══ Given records ══

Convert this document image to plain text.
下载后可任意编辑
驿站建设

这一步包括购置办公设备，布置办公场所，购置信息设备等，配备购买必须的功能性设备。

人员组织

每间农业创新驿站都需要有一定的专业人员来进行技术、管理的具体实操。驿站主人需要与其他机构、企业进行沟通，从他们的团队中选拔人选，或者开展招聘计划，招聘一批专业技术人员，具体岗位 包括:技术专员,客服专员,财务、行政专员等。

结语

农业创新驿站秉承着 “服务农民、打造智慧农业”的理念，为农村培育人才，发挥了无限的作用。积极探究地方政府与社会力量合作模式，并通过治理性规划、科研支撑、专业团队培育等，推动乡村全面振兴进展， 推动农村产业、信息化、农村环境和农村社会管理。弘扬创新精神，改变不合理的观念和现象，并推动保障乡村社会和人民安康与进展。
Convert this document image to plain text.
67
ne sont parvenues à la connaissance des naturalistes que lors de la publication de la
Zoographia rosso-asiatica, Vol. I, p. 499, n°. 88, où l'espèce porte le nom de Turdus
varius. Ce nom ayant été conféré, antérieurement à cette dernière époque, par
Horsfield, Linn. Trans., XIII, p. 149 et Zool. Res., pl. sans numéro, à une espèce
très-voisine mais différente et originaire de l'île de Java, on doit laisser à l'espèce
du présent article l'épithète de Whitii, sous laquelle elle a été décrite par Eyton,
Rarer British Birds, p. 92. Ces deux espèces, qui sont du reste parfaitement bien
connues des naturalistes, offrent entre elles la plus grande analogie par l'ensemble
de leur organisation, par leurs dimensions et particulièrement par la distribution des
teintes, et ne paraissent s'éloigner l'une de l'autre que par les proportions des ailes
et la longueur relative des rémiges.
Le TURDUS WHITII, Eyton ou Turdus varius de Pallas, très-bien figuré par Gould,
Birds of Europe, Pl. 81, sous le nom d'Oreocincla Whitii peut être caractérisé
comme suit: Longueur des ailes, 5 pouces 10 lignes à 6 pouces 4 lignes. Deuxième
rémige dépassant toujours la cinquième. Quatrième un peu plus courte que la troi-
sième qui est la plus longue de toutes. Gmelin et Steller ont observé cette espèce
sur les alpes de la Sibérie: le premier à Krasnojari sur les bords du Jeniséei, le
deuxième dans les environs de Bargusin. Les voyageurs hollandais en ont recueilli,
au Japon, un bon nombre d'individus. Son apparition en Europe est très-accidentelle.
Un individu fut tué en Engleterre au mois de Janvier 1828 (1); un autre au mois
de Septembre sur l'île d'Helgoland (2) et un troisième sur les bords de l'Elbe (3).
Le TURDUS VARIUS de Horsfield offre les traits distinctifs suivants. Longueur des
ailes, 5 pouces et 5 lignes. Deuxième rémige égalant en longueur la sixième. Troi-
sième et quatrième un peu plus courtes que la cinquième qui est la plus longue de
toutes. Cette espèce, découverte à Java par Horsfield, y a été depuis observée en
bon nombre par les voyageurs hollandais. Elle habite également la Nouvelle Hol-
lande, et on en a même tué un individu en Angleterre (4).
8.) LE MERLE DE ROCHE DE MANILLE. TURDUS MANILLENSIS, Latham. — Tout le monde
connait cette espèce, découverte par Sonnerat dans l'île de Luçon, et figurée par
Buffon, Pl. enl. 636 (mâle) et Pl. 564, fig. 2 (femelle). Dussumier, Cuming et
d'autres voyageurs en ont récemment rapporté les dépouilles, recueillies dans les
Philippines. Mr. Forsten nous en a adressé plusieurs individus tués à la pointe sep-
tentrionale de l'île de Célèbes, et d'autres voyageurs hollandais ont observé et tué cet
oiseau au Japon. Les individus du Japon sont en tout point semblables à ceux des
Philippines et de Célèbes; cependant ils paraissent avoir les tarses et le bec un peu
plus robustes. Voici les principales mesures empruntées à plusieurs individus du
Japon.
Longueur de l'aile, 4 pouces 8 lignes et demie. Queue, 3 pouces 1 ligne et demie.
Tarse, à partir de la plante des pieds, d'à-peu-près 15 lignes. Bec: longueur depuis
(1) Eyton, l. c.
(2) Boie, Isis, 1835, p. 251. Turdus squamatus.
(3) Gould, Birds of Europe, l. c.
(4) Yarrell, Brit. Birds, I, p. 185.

═══

- _Work to complete_
Copy out every line of the data that includes "toutes".

- _Response to this exercise_
sième qui est la plus longue de toutes. Gmelin et Steller ont observé cette espèce
toutes. Cette espèce, découverte à Java par Horsfield, y a été depuis observée en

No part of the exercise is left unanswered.